▸ **Work to do**
How many lines hold the string "sientan"? Reply with the number alone.

* START Listing *

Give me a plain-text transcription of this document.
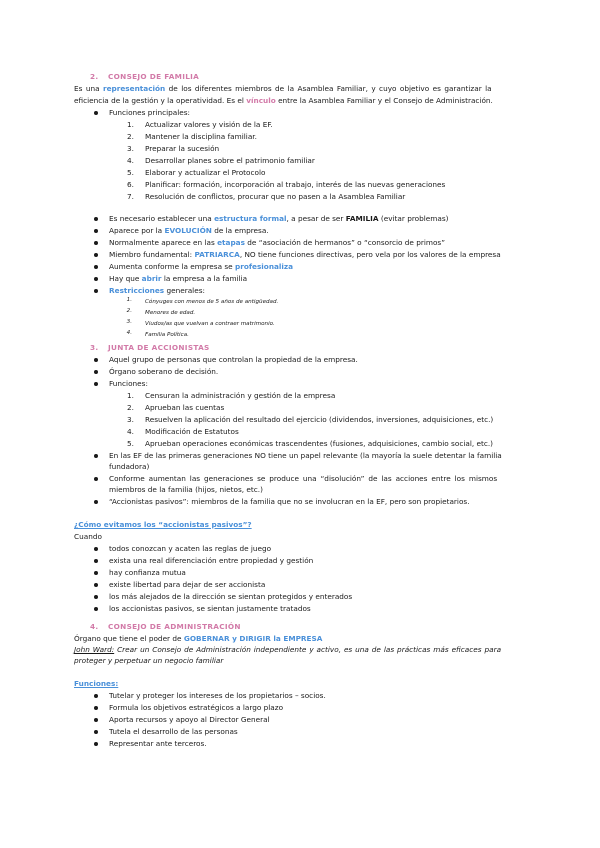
2. CONSEJO DE FAMILIA
Es una representación de los diferentes miembros de la Asamblea Familiar, y cuyo objetivo es garantizar la
eficiencia de la gestión y la operatividad. Es el vínculo entre la Asamblea Familiar y el Consejo de Administración.
Funciones principales:
1. Actualizar valores y visión de la EF.
2. Mantener la disciplina familiar.
3. Preparar la sucesión
4. Desarrollar planes sobre el patrimonio familiar
5. Elaborar y actualizar el Protocolo
6. Planificar: formación, incorporación al trabajo, interés de las nuevas generaciones
7. Resolución de conflictos, procurar que no pasen a la Asamblea Familiar
Es necesario establecer una estructura formal, a pesar de ser FAMILIA (evitar problemas)
Aparece por la EVOLUCIÓN de la empresa.
Normalmente aparece en las etapas de “asociación de hermanos” o “consorcio de primos”
Miembro fundamental: PATRIARCA, NO tiene funciones directivas, pero vela por los valores de la empresa
Aumenta conforme la empresa se profesionaliza
Hay que abrir la empresa a la familia
Restricciones generales:
1. Cónyuges con menos de 5 años de antigüedad.
2. Menores de edad.
3. Viudos/as que vuelvan a contraer matrimonio.
4. Familia Política.
3. JUNTA DE ACCIONISTAS
Aquel grupo de personas que controlan la propiedad de la empresa.
Órgano soberano de decisión.
Funciones:
1. Censuran la administración y gestión de la empresa
2. Aprueban las cuentas
3. Resuelven la aplicación del resultado del ejercicio (dividendos, inversiones, adquisiciones, etc.)
4. Modificación de Estatutos
5. Aprueban operaciones económicas trascendentes (fusiones, adquisiciones, cambio social, etc.)
En las EF de las primeras generaciones NO tiene un papel relevante (la mayoría la suele detentar la familia
fundadora)
Conforme aumentan las generaciones se produce una “disolución” de las acciones entre los mismos
miembros de la familia (hijos, nietos, etc.)
“Accionistas pasivos”: miembros de la familia que no se involucran en la EF, pero son propietarios.
¿Cómo evitamos los “accionistas pasivos”?
Cuando
todos conozcan y acaten las reglas de juego
exista una real diferenciación entre propiedad y gestión
hay confianza mutua
existe libertad para dejar de ser accionista
los más alejados de la dirección se sientan protegidos y enterados
los accionistas pasivos, se sientan justamente tratados
4. CONSEJO DE ADMINISTRACIÓN
Órgano que tiene el poder de GOBERNAR y DIRIGIR la EMPRESA
John Ward: Crear un Consejo de Administración independiente y activo, es una de las prácticas más eficaces para
proteger y perpetuar un negocio familiar
Funciones:
Tutelar y proteger los intereses de los propietarios – socios.
Formula los objetivos estratégicos a largo plazo
Aporta recursos y apoyo al Director General
Tutela el desarrollo de las personas
Representar ante terceros.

* END Listing *

▸ **Answer to the exercise**
2